> _Exercise directions_
Determine how many lines carry the word "into". Output that number only.
─── Supplied records
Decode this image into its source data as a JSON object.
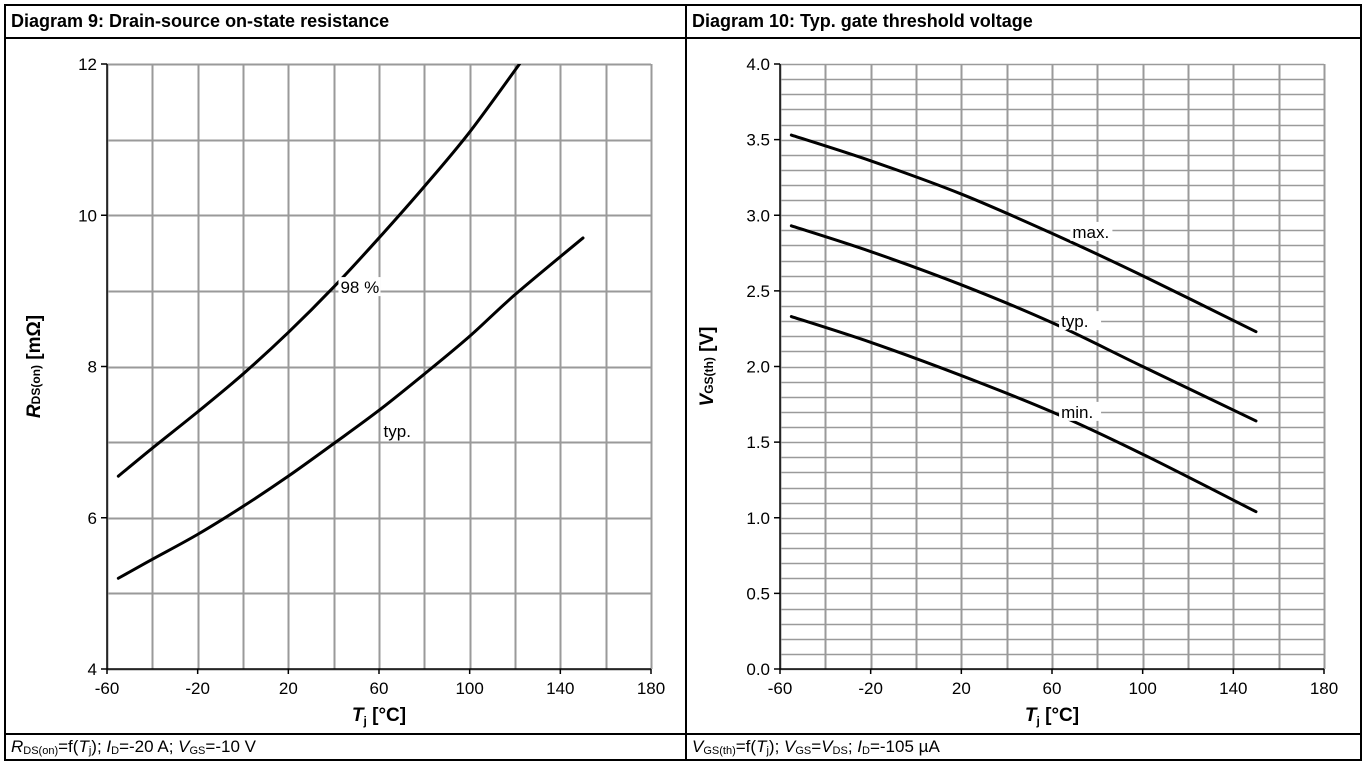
{
  "chart_data": [
    {
      "type": "line",
      "title": "Diagram 9: Drain-source on-state resistance",
      "ylabel": {
        "main": "R",
        "sub": "DS(on)",
        "unit": " [mΩ]"
      },
      "xlabel": {
        "main": "T",
        "sub": "j",
        "unit": " [°C]"
      },
      "xlim": [
        -60,
        180
      ],
      "ylim": [
        4,
        12
      ],
      "x_ticks": [
        -60,
        -20,
        20,
        60,
        100,
        140,
        180
      ],
      "y_ticks": [
        4,
        6,
        8,
        10,
        12
      ],
      "x_grid_step": 20,
      "y_grid_step": 1,
      "grid": true,
      "series": [
        {
          "name": "98 %",
          "x": [
            -55,
            -40,
            -20,
            0,
            20,
            40,
            60,
            80,
            100,
            122
          ],
          "y": [
            6.55,
            6.92,
            7.4,
            7.9,
            8.45,
            9.05,
            9.7,
            10.38,
            11.1,
            12.0
          ]
        },
        {
          "name": "typ.",
          "x": [
            -55,
            -40,
            -20,
            0,
            20,
            40,
            60,
            80,
            100,
            120,
            150
          ],
          "y": [
            5.2,
            5.45,
            5.78,
            6.15,
            6.55,
            6.98,
            7.42,
            7.9,
            8.4,
            8.95,
            9.7
          ]
        }
      ],
      "annotations": [
        {
          "text": "98 %",
          "x": 43,
          "y": 9.05
        },
        {
          "text": "typ.",
          "x": 62,
          "y": 7.15
        }
      ],
      "caption": {
        "p1": "R",
        "p1s": "DS(on)",
        "p2": "=f(",
        "p3": "T",
        "p3s": "j",
        "p4": "); ",
        "p5": "I",
        "p5s": "D",
        "p6": "=-20 A; ",
        "p7": "V",
        "p7s": "GS",
        "p8": "=-10 V"
      }
    },
    {
      "type": "line",
      "title": "Diagram 10: Typ. gate threshold voltage",
      "ylabel": {
        "main": "V",
        "sub": "GS(th)",
        "unit": " [V]"
      },
      "xlabel": {
        "main": "T",
        "sub": "j",
        "unit": " [°C]"
      },
      "xlim": [
        -60,
        180
      ],
      "ylim": [
        0,
        4
      ],
      "x_ticks": [
        -60,
        -20,
        20,
        60,
        100,
        140,
        180
      ],
      "y_ticks": [
        "0.0",
        "0.5",
        "1.0",
        "1.5",
        "2.0",
        "2.5",
        "3.0",
        "3.5",
        "4.0"
      ],
      "x_grid_step": 20,
      "y_grid_step": 0.1,
      "grid": true,
      "series": [
        {
          "name": "max.",
          "x": [
            -55,
            -20,
            20,
            60,
            100,
            150
          ],
          "y": [
            3.53,
            3.36,
            3.14,
            2.88,
            2.6,
            2.23
          ]
        },
        {
          "name": "typ.",
          "x": [
            -55,
            -20,
            20,
            60,
            100,
            150
          ],
          "y": [
            2.93,
            2.76,
            2.54,
            2.29,
            2.0,
            1.64
          ]
        },
        {
          "name": "min.",
          "x": [
            -55,
            -20,
            20,
            60,
            100,
            150
          ],
          "y": [
            2.33,
            2.16,
            1.94,
            1.7,
            1.42,
            1.04
          ]
        }
      ],
      "annotations": [
        {
          "text": "max.",
          "x": 69,
          "y": 2.89
        },
        {
          "text": "typ.",
          "x": 64,
          "y": 2.3
        },
        {
          "text": "min.",
          "x": 64,
          "y": 1.7
        }
      ],
      "caption": {
        "p1": "V",
        "p1s": "GS(th)",
        "p2": "=f(",
        "p3": "T",
        "p3s": "j",
        "p4": "); ",
        "p5": "V",
        "p5s": "GS",
        "p6": "=",
        "p7": "V",
        "p7s": "DS",
        "p8": "; ",
        "p9": "I",
        "p9s": "D",
        "p10": "=-105 µA"
      }
    }
  ]
}
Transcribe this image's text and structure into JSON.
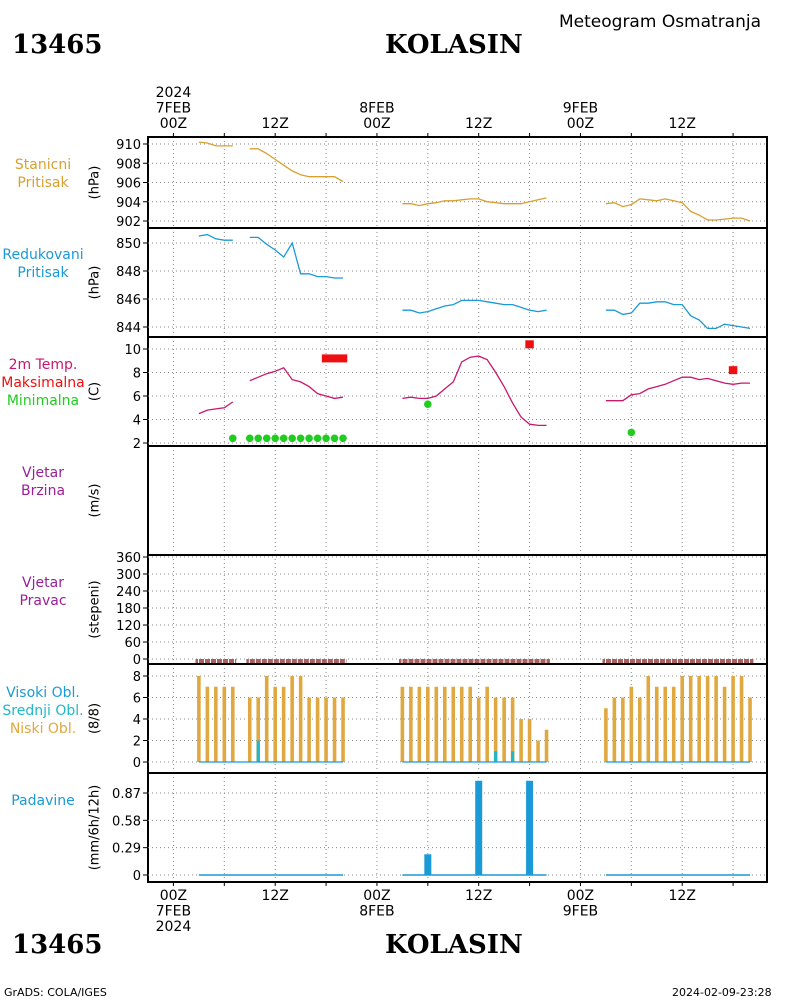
──────
> _Expected answer_
2